To do
Determine how many lines of this material contain "time". Give only the number.

***** Record set

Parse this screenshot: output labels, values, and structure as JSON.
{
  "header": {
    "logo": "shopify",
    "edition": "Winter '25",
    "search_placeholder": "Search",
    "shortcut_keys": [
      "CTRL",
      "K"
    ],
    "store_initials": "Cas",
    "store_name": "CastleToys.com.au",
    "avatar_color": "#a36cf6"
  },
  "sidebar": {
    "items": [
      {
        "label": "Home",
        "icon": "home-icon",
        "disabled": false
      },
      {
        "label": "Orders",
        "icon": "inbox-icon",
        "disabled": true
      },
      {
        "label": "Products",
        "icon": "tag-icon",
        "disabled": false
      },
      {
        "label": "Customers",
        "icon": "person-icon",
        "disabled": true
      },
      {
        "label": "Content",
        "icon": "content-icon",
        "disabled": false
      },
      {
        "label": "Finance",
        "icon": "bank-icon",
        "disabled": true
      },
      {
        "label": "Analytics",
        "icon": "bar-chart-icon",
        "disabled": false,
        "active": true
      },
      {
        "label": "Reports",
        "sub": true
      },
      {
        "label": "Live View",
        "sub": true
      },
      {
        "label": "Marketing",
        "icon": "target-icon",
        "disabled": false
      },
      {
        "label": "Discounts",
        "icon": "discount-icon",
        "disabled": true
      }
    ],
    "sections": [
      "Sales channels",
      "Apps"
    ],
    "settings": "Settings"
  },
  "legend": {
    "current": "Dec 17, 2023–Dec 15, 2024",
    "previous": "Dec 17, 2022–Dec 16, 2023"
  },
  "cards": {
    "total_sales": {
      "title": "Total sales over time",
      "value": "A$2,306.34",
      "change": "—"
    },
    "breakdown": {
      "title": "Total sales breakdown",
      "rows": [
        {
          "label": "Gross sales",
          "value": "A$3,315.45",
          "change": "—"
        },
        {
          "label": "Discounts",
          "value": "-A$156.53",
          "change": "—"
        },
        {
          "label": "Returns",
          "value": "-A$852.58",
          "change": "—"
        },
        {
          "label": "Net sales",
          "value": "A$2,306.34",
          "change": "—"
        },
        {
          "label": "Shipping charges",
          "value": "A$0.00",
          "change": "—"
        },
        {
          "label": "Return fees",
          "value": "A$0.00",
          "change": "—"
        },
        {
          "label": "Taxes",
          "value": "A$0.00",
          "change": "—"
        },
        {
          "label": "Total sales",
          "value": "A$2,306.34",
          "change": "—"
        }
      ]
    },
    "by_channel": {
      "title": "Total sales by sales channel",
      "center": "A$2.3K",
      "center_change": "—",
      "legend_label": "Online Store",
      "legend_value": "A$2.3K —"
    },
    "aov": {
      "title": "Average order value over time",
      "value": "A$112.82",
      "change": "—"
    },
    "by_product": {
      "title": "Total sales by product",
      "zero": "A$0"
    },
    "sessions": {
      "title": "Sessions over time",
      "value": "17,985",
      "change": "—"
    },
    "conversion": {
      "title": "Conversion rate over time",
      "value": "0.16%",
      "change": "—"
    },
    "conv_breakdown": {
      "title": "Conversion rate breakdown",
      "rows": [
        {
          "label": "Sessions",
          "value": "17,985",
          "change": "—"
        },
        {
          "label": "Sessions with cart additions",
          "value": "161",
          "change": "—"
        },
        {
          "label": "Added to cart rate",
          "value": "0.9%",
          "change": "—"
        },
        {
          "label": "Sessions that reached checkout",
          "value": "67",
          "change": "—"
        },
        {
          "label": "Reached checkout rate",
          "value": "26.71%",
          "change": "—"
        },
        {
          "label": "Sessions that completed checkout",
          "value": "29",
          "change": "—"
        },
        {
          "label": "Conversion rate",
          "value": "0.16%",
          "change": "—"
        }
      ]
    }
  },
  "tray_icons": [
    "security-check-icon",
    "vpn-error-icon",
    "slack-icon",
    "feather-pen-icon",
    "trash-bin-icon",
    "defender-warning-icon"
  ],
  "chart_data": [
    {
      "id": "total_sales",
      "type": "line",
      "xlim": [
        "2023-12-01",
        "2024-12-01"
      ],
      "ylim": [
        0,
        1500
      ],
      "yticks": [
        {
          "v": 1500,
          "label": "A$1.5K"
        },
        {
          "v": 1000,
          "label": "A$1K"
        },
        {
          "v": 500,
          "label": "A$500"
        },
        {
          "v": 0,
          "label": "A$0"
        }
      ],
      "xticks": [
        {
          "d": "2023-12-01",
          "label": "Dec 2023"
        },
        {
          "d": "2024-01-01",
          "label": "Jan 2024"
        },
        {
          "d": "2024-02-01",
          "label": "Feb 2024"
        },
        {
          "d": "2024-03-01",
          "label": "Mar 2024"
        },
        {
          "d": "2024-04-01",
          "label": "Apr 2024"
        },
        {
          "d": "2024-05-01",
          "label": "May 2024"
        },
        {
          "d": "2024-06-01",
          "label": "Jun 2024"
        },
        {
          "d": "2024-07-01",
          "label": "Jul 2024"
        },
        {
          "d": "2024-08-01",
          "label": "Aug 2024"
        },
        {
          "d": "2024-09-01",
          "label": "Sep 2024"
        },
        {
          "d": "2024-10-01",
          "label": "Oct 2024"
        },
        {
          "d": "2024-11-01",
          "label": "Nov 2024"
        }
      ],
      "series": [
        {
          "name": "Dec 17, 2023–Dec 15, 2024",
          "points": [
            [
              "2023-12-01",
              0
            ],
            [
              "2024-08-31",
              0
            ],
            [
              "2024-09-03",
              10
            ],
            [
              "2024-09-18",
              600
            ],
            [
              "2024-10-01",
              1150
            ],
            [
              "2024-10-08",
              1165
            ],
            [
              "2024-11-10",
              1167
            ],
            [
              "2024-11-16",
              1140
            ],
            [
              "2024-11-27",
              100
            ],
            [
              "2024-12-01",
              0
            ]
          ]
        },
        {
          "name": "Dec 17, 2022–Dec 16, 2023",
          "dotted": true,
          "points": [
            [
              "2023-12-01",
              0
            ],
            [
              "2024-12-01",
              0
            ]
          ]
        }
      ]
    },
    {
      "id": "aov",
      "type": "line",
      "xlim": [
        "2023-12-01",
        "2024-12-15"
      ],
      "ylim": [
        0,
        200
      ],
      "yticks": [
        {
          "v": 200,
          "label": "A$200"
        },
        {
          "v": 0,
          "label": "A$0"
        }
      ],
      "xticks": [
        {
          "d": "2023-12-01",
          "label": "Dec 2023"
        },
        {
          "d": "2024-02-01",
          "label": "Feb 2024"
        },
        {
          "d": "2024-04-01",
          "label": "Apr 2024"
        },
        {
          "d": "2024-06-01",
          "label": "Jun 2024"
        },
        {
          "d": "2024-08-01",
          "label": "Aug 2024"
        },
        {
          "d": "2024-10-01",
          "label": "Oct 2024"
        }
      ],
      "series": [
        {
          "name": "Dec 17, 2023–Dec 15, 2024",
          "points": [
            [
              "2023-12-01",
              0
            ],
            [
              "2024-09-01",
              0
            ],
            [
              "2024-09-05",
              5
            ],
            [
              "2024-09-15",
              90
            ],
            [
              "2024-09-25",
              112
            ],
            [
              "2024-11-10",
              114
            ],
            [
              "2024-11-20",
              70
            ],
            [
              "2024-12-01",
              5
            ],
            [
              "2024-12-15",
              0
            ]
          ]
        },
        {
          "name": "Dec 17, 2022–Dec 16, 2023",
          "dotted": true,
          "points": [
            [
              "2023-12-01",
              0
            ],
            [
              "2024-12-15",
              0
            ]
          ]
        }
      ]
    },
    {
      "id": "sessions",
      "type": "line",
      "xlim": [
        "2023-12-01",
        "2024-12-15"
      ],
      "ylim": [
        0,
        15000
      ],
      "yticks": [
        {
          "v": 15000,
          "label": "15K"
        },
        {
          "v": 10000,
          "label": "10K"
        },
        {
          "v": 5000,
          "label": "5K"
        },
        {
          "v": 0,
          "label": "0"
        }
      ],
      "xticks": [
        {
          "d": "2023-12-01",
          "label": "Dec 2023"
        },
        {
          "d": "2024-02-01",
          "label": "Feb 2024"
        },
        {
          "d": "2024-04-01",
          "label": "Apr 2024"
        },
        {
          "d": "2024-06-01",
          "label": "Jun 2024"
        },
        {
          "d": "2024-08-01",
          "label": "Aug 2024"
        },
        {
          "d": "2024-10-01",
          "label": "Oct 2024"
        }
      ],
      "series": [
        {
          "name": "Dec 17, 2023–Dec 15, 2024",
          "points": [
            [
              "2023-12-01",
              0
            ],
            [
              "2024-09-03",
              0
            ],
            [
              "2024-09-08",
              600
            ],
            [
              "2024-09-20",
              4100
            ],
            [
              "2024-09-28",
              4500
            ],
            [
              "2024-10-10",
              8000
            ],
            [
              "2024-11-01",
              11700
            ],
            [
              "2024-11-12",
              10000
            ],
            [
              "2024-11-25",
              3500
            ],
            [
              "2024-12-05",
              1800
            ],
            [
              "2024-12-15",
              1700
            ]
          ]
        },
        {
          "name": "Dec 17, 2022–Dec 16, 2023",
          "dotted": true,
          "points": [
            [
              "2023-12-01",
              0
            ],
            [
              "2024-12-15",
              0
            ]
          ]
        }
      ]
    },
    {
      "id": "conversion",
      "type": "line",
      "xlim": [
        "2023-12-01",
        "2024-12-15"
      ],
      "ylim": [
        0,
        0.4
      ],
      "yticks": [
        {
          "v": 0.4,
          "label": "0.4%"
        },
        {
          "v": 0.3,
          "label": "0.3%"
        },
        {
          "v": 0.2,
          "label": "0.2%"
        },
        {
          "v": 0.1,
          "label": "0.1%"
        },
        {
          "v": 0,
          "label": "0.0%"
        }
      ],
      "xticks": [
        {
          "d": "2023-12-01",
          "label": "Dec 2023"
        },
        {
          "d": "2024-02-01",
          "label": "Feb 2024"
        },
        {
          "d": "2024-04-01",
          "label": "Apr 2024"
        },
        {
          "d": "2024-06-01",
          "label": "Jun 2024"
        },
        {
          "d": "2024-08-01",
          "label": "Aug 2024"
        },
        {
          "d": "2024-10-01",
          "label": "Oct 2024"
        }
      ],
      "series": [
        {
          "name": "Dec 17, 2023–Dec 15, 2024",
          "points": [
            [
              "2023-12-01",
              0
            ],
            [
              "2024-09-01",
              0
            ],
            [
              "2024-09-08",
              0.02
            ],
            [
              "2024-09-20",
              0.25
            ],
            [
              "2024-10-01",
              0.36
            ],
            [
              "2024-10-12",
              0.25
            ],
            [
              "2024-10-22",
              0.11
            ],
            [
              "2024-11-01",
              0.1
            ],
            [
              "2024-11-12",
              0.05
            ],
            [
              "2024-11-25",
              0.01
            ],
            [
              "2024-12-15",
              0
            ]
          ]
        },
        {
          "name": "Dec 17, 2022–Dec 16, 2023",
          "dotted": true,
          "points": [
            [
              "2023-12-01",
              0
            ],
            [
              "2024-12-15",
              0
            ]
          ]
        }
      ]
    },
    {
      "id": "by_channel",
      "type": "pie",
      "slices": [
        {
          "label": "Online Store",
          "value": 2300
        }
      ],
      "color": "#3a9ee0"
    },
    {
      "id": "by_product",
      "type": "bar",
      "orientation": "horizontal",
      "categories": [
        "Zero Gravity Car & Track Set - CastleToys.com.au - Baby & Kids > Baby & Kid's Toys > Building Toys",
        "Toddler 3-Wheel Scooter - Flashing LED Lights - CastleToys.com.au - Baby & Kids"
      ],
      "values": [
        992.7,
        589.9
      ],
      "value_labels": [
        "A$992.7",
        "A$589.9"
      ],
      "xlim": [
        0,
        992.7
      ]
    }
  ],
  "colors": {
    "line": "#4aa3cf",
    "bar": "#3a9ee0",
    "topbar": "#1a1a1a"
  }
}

**********

Solution for this problem
4